### DATASET RECORDS
— Start —
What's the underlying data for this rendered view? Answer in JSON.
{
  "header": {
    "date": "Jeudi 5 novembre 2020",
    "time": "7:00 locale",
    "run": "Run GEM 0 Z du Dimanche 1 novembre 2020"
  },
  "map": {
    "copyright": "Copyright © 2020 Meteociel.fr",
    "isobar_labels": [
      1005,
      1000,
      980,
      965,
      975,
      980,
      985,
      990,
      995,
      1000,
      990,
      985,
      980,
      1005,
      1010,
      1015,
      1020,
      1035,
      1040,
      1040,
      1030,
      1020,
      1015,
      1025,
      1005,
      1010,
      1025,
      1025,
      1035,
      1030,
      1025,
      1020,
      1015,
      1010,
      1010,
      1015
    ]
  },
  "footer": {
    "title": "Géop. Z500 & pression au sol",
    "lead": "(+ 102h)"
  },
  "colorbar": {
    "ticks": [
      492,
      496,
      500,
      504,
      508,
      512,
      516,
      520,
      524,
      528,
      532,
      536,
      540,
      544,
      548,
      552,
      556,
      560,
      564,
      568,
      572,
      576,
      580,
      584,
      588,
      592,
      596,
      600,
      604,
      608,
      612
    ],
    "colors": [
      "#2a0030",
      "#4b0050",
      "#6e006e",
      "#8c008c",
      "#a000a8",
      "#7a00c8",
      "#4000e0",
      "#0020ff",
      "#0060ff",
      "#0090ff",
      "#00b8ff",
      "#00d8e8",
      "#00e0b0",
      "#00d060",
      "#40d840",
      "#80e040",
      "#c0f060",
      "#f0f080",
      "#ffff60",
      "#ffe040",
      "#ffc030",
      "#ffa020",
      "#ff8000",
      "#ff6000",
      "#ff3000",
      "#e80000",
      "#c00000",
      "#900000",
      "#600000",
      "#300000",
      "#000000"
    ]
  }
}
— End —
### DIRECTIONS FOR THIS TASK
What is needed here is an exact reproduction of all the entries.

### CORRECT RESULT
What's the underlying data for this rendered view? Answer in JSON.
{
  "header": {
    "date": "Jeudi 5 novembre 2020",
    "time": "7:00 locale",
    "run": "Run GEM 0 Z du Dimanche 1 novembre 2020"
  },
  "map": {
    "copyright": "Copyright © 2020 Meteociel.fr",
    "isobar_labels": [
      1005,
      1000,
      980,
      965,
      975,
      980,
      985,
      990,
      995,
      1000,
      990,
      985,
      980,
      1005,
      1010,
      1015,
      1020,
      1035,
      1040,
      1040,
      1030,
      1020,
      1015,
      1025,
      1005,
      1010,
      1025,
      1025,
      1035,
      1030,
      1025,
      1020,
      1015,
      1010,
      1010,
      1015
    ]
  },
  "footer": {
    "title": "Géop. Z500 & pression au sol",
    "lead": "(+ 102h)"
  },
  "colorbar": {
    "ticks": [
      492,
      496,
      500,
      504,
      508,
      512,
      516,
      520,
      524,
      528,
      532,
      536,
      540,
      544,
      548,
      552,
      556,
      560,
      564,
      568,
      572,
      576,
      580,
      584,
      588,
      592,
      596,
      600,
      604,
      608,
      612
    ],
    "colors": [
      "#2a0030",
      "#4b0050",
      "#6e006e",
      "#8c008c",
      "#a000a8",
      "#7a00c8",
      "#4000e0",
      "#0020ff",
      "#0060ff",
      "#0090ff",
      "#00b8ff",
      "#00d8e8",
      "#00e0b0",
      "#00d060",
      "#40d840",
      "#80e040",
      "#c0f060",
      "#f0f080",
      "#ffff60",
      "#ffe040",
      "#ffc030",
      "#ffa020",
      "#ff8000",
      "#ff6000",
      "#ff3000",
      "#e80000",
      "#c00000",
      "#900000",
      "#600000",
      "#300000",
      "#000000"
    ]
  }
}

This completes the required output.